==== THE INPUT

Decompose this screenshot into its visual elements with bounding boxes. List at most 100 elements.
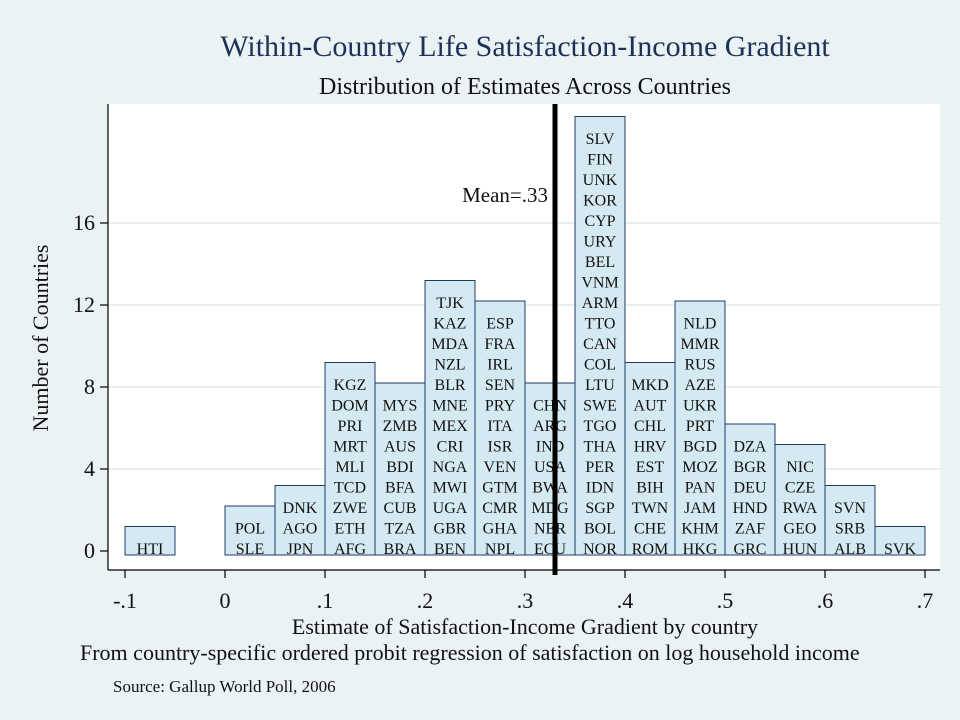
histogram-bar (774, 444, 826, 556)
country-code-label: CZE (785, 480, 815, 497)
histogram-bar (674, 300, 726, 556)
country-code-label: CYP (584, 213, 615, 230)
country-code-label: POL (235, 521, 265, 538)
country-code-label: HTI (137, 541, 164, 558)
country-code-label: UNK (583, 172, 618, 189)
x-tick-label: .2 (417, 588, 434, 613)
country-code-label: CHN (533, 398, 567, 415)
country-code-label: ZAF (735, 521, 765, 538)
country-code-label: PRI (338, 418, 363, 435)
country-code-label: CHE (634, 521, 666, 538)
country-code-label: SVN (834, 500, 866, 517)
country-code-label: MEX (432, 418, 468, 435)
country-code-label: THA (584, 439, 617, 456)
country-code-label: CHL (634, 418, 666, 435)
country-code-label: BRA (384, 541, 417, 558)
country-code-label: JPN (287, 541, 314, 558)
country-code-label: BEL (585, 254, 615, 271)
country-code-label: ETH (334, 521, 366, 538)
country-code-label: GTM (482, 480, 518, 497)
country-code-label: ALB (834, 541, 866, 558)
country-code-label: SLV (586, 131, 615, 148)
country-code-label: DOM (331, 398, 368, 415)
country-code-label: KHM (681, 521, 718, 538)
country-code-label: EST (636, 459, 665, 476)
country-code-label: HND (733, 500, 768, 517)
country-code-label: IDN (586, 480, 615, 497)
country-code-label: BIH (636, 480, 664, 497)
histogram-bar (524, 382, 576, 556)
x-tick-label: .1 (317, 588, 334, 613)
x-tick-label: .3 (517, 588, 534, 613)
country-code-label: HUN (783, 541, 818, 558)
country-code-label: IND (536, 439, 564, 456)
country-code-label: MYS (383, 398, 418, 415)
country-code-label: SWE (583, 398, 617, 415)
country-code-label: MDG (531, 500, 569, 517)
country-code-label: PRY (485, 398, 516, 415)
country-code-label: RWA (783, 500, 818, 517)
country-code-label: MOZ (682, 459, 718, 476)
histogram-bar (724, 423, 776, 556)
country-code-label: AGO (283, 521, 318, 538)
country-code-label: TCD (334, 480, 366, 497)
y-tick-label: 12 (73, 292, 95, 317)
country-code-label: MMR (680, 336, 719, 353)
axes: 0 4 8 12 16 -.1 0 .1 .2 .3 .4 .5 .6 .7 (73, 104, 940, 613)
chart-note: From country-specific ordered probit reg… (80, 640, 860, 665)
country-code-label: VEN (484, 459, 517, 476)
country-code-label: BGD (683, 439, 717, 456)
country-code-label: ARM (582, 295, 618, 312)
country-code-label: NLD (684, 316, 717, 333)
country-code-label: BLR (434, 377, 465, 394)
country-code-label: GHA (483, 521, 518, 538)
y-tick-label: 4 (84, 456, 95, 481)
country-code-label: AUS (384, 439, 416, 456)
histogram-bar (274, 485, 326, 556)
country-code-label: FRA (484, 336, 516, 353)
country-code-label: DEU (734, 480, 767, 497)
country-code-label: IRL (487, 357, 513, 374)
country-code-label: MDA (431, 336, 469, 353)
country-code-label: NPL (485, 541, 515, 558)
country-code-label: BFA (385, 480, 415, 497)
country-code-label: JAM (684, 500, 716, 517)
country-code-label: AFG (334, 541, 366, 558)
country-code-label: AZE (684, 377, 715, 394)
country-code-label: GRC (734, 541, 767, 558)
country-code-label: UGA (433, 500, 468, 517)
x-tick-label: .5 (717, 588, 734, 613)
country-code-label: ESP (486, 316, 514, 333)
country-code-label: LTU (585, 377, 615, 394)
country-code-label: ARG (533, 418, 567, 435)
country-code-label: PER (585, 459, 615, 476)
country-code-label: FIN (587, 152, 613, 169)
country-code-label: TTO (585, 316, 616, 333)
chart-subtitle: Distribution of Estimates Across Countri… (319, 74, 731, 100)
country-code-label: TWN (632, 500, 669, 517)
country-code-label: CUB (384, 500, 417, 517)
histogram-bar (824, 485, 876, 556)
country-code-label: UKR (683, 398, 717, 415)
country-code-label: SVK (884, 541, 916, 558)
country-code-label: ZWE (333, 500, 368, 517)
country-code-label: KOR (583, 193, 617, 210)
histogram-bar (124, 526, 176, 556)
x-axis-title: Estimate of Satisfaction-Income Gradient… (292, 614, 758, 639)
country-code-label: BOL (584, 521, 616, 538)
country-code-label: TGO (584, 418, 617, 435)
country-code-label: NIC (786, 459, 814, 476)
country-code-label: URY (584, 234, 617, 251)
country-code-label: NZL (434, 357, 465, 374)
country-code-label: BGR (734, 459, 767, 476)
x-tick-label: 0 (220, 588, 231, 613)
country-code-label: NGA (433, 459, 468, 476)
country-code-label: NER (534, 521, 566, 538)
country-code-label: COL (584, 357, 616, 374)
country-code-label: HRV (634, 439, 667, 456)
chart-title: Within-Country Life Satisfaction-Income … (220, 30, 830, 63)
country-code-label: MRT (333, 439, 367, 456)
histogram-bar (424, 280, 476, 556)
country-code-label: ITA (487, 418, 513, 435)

========
==== THE INPUT

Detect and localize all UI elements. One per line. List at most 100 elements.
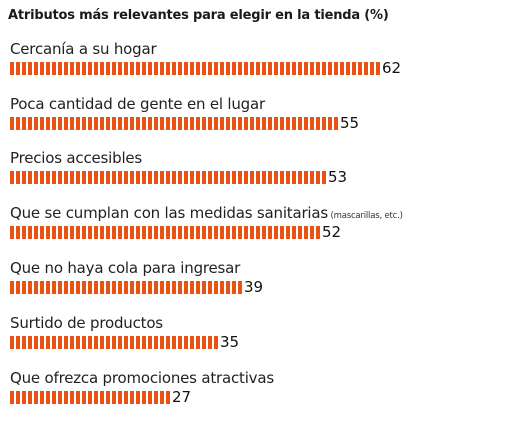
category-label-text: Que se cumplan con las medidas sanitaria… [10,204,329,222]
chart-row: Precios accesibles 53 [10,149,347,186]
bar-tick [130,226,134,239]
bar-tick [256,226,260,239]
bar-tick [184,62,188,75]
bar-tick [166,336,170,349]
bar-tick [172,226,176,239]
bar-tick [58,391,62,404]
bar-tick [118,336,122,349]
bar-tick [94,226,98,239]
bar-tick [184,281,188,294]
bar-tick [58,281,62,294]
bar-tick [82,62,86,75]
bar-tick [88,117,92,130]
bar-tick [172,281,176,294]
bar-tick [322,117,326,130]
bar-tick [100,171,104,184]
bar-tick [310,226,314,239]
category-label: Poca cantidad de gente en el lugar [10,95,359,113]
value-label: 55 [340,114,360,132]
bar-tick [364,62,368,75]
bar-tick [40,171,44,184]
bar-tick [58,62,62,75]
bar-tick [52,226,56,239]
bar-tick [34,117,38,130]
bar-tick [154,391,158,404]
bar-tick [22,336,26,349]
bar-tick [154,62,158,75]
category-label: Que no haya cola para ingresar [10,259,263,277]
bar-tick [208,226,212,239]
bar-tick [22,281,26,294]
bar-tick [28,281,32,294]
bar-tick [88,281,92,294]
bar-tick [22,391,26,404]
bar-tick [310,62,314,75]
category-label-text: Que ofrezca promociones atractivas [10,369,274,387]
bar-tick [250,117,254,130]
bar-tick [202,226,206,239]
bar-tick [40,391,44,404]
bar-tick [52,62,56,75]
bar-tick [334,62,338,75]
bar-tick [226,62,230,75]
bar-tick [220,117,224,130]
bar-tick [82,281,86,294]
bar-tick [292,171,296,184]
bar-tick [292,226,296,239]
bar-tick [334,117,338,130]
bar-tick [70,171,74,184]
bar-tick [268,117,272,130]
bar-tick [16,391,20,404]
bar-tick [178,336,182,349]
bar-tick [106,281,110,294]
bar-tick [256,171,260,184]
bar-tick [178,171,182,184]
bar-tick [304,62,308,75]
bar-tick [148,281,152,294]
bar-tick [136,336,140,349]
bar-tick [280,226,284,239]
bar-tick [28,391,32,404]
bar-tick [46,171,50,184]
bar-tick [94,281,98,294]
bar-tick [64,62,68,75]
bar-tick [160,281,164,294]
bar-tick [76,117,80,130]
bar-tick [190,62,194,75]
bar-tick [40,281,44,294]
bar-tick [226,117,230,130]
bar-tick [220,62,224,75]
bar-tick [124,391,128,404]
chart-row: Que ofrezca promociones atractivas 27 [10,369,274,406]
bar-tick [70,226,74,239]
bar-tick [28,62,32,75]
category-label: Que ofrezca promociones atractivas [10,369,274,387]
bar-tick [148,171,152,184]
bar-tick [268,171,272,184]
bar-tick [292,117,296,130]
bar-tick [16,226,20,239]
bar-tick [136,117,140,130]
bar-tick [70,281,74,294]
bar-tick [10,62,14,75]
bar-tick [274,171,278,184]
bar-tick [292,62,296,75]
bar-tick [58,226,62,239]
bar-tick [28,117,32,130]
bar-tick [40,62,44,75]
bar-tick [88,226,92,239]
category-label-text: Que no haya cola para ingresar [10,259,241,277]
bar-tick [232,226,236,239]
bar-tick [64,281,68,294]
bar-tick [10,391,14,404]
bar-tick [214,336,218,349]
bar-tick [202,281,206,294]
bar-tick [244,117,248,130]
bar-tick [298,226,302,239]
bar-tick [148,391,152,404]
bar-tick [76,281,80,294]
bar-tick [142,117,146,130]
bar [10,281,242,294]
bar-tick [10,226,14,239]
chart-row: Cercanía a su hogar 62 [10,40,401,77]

========

Copy the lines above word for word, from the line holding "histogram-bar (774, 444, 826, 556)" through the line holding "country-code-label: HUN (783, 541, 818, 558)", both included.

histogram-bar (774, 444, 826, 556)
country-code-label: CZE (785, 480, 815, 497)
histogram-bar (674, 300, 726, 556)
country-code-label: CYP (584, 213, 615, 230)
country-code-label: POL (235, 521, 265, 538)
country-code-label: HTI (137, 541, 164, 558)
country-code-label: UNK (583, 172, 618, 189)
x-tick-label: .2 (417, 588, 434, 613)
country-code-label: CHN (533, 398, 567, 415)
country-code-label: ZAF (735, 521, 765, 538)
country-code-label: PRI (338, 418, 363, 435)
country-code-label: CHE (634, 521, 666, 538)
country-code-label: SVN (834, 500, 866, 517)
country-code-label: MEX (432, 418, 468, 435)
country-code-label: THA (584, 439, 617, 456)
country-code-label: CHL (634, 418, 666, 435)
country-code-label: BRA (384, 541, 417, 558)
country-code-label: JPN (287, 541, 314, 558)
country-code-label: BEL (585, 254, 615, 271)
country-code-label: ETH (334, 521, 366, 538)
country-code-label: GTM (482, 480, 518, 497)
country-code-label: ALB (834, 541, 866, 558)
country-code-label: SLV (586, 131, 615, 148)
country-code-label: DOM (331, 398, 368, 415)
country-code-label: KHM (681, 521, 718, 538)
country-code-label: EST (636, 459, 665, 476)
country-code-label: HND (733, 500, 768, 517)
country-code-label: IDN (586, 480, 615, 497)
country-code-label: BIH (636, 480, 664, 497)
histogram-bar (524, 382, 576, 556)
x-tick-label: .1 (317, 588, 334, 613)
x-tick-label: .3 (517, 588, 534, 613)
country-code-label: HUN (783, 541, 818, 558)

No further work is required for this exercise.